■ Set exercise: Can you copy the lines below word for word, leaving out the pictures?

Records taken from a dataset
•••

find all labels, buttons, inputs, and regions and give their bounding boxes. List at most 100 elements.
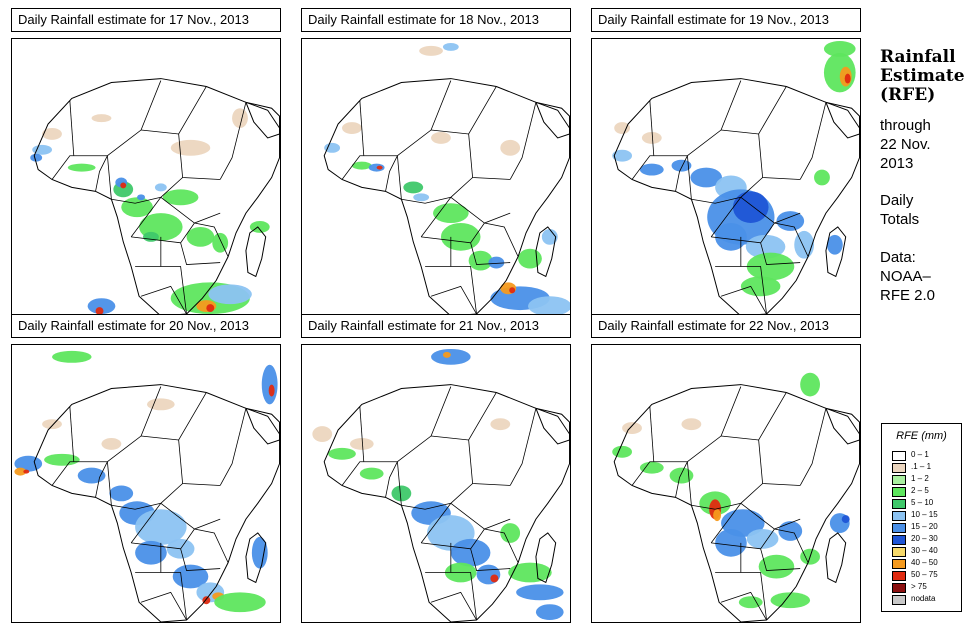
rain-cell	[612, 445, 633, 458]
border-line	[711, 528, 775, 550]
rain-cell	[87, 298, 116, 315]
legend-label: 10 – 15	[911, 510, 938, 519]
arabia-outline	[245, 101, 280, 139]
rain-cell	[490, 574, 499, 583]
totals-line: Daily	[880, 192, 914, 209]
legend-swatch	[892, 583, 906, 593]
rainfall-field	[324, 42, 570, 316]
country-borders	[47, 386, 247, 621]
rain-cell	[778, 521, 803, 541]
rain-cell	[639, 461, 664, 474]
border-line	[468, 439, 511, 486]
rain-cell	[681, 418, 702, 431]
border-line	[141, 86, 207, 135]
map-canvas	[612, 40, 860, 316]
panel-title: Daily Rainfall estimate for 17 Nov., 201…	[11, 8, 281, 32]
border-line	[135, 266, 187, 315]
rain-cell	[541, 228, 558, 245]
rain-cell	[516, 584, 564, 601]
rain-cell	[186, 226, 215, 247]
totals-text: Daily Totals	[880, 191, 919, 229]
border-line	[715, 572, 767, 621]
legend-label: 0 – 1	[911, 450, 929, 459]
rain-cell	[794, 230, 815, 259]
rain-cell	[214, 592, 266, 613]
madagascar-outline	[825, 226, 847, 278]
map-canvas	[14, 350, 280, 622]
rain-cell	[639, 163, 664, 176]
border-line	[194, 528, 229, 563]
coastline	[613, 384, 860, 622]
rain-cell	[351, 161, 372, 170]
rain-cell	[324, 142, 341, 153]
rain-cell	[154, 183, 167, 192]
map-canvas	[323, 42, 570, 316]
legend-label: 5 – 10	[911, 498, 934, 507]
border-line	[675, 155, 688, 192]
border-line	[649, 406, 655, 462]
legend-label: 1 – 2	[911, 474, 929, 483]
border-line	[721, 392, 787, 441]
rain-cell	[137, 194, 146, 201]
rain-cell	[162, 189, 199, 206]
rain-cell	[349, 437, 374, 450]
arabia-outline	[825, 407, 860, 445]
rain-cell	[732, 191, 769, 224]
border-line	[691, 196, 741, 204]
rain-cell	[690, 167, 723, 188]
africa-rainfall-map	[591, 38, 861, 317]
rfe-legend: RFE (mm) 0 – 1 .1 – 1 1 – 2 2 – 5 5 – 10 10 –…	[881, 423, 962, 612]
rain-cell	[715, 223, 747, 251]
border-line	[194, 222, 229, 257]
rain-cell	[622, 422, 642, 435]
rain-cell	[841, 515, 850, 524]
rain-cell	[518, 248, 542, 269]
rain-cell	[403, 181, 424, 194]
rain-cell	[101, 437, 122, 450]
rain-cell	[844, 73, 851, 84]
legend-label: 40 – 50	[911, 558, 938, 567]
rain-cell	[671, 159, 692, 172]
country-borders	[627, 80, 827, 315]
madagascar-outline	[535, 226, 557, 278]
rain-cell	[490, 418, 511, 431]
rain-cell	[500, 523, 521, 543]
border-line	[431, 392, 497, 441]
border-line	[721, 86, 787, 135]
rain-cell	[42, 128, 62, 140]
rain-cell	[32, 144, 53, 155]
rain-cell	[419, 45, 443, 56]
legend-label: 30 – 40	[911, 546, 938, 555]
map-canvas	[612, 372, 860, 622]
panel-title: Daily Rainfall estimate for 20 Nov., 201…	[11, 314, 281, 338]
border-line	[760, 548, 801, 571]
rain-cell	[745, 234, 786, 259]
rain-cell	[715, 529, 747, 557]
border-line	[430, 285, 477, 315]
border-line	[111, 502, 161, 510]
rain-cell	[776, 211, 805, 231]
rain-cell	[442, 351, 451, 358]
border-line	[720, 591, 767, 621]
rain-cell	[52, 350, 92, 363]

•••

■ Full answer:
find all labels, buttons, inputs, and regions and give their bounding boxes. List at most 100 elements.
rain-cell	[612, 445, 633, 458]
border-line	[711, 528, 775, 550]
rain-cell	[87, 298, 116, 315]
legend-label: 10 – 15	[911, 510, 938, 519]
arabia-outline	[245, 101, 280, 139]
rain-cell	[490, 574, 499, 583]
totals-line: Daily	[880, 192, 914, 209]
legend-swatch	[892, 583, 906, 593]
rainfall-field	[324, 42, 570, 316]
country-borders	[47, 386, 247, 621]
rain-cell	[778, 521, 803, 541]
rain-cell	[639, 461, 664, 474]
border-line	[468, 439, 511, 486]
rain-cell	[681, 418, 702, 431]
border-line	[141, 86, 207, 135]
map-canvas	[612, 40, 860, 316]
panel-title: Daily Rainfall estimate for 17 Nov., 201…	[11, 8, 281, 32]
border-line	[135, 266, 187, 315]
rain-cell	[541, 228, 558, 245]
rain-cell	[516, 584, 564, 601]
rain-cell	[186, 226, 215, 247]
totals-text: Daily Totals	[880, 191, 919, 229]
border-line	[715, 572, 767, 621]
legend-label: 0 – 1	[911, 450, 929, 459]
rain-cell	[794, 230, 815, 259]
rain-cell	[214, 592, 266, 613]
madagascar-outline	[825, 226, 847, 278]
map-canvas	[14, 350, 280, 622]
rain-cell	[639, 163, 664, 176]
border-line	[194, 528, 229, 563]
coastline	[613, 384, 860, 622]
rain-cell	[351, 161, 372, 170]
rain-cell	[324, 142, 341, 153]
rain-cell	[154, 183, 167, 192]
map-canvas	[323, 42, 570, 316]
legend-label: 5 – 10	[911, 498, 934, 507]
border-line	[675, 155, 688, 192]
border-line	[649, 406, 655, 462]
legend-label: 1 – 2	[911, 474, 929, 483]
border-line	[721, 392, 787, 441]
rain-cell	[137, 194, 146, 201]
rain-cell	[162, 189, 199, 206]
rain-cell	[349, 437, 374, 450]
arabia-outline	[825, 407, 860, 445]
rain-cell	[732, 191, 769, 224]
border-line	[691, 196, 741, 204]
rain-cell	[690, 167, 723, 188]
africa-rainfall-map	[591, 38, 861, 317]
rfe-legend: RFE (mm) 0 – 1 .1 – 1 1 – 2 2 – 5 5 – 10 10 –…	[881, 423, 962, 612]
rain-cell	[715, 223, 747, 251]
border-line	[194, 222, 229, 257]
rain-cell	[622, 422, 642, 435]
rain-cell	[841, 515, 850, 524]
rain-cell	[518, 248, 542, 269]
rain-cell	[403, 181, 424, 194]
rain-cell	[101, 437, 122, 450]
rain-cell	[844, 73, 851, 84]
legend-label: 40 – 50	[911, 558, 938, 567]
rain-cell	[671, 159, 692, 172]
country-borders	[627, 80, 827, 315]
madagascar-outline	[535, 226, 557, 278]
rain-cell	[490, 418, 511, 431]
rain-cell	[500, 523, 521, 543]
border-line	[431, 392, 497, 441]
border-line	[721, 86, 787, 135]
rain-cell	[42, 128, 62, 140]
rain-cell	[32, 144, 53, 155]
rain-cell	[419, 45, 443, 56]
legend-label: 30 – 40	[911, 546, 938, 555]
map-canvas	[612, 372, 860, 622]
panel-title: Daily Rainfall estimate for 20 Nov., 201…	[11, 314, 281, 338]
border-line	[760, 548, 801, 571]
rain-cell	[745, 234, 786, 259]
rain-cell	[715, 529, 747, 557]
border-line	[430, 285, 477, 315]
border-line	[111, 502, 161, 510]
rain-cell	[776, 211, 805, 231]
rain-cell	[442, 351, 451, 358]
border-line	[720, 591, 767, 621]
rain-cell	[52, 350, 92, 363]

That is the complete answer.